Problem description: Extract the complete listing and repeat it word for word.
** Start **
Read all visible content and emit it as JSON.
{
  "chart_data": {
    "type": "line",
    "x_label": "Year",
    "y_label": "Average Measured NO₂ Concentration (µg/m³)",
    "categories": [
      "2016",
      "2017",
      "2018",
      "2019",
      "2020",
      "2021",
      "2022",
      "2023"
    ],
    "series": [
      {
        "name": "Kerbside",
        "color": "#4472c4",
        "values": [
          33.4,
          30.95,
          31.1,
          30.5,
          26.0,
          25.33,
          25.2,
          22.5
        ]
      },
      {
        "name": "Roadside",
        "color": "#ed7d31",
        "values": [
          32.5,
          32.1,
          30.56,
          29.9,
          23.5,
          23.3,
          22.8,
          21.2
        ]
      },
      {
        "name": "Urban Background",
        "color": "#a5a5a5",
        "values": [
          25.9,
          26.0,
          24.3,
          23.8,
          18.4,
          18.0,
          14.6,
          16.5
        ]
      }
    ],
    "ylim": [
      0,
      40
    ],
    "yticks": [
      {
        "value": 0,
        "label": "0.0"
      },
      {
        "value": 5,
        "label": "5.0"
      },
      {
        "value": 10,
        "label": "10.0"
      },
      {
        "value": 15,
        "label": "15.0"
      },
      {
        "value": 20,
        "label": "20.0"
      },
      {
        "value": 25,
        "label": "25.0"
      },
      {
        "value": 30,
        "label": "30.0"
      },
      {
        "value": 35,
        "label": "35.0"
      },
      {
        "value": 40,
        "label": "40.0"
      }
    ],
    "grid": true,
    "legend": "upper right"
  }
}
** End **
Completed task:
Read all visible content and emit it as JSON.
{
  "chart_data": {
    "type": "line",
    "x_label": "Year",
    "y_label": "Average Measured NO₂ Concentration (µg/m³)",
    "categories": [
      "2016",
      "2017",
      "2018",
      "2019",
      "2020",
      "2021",
      "2022",
      "2023"
    ],
    "series": [
      {
        "name": "Kerbside",
        "color": "#4472c4",
        "values": [
          33.4,
          30.95,
          31.1,
          30.5,
          26.0,
          25.33,
          25.2,
          22.5
        ]
      },
      {
        "name": "Roadside",
        "color": "#ed7d31",
        "values": [
          32.5,
          32.1,
          30.56,
          29.9,
          23.5,
          23.3,
          22.8,
          21.2
        ]
      },
      {
        "name": "Urban Background",
        "color": "#a5a5a5",
        "values": [
          25.9,
          26.0,
          24.3,
          23.8,
          18.4,
          18.0,
          14.6,
          16.5
        ]
      }
    ],
    "ylim": [
      0,
      40
    ],
    "yticks": [
      {
        "value": 0,
        "label": "0.0"
      },
      {
        "value": 5,
        "label": "5.0"
      },
      {
        "value": 10,
        "label": "10.0"
      },
      {
        "value": 15,
        "label": "15.0"
      },
      {
        "value": 20,
        "label": "20.0"
      },
      {
        "value": 25,
        "label": "25.0"
      },
      {
        "value": 30,
        "label": "30.0"
      },
      {
        "value": 35,
        "label": "35.0"
      },
      {
        "value": 40,
        "label": "40.0"
      }
    ],
    "grid": true,
    "legend": "upper right"
  }
}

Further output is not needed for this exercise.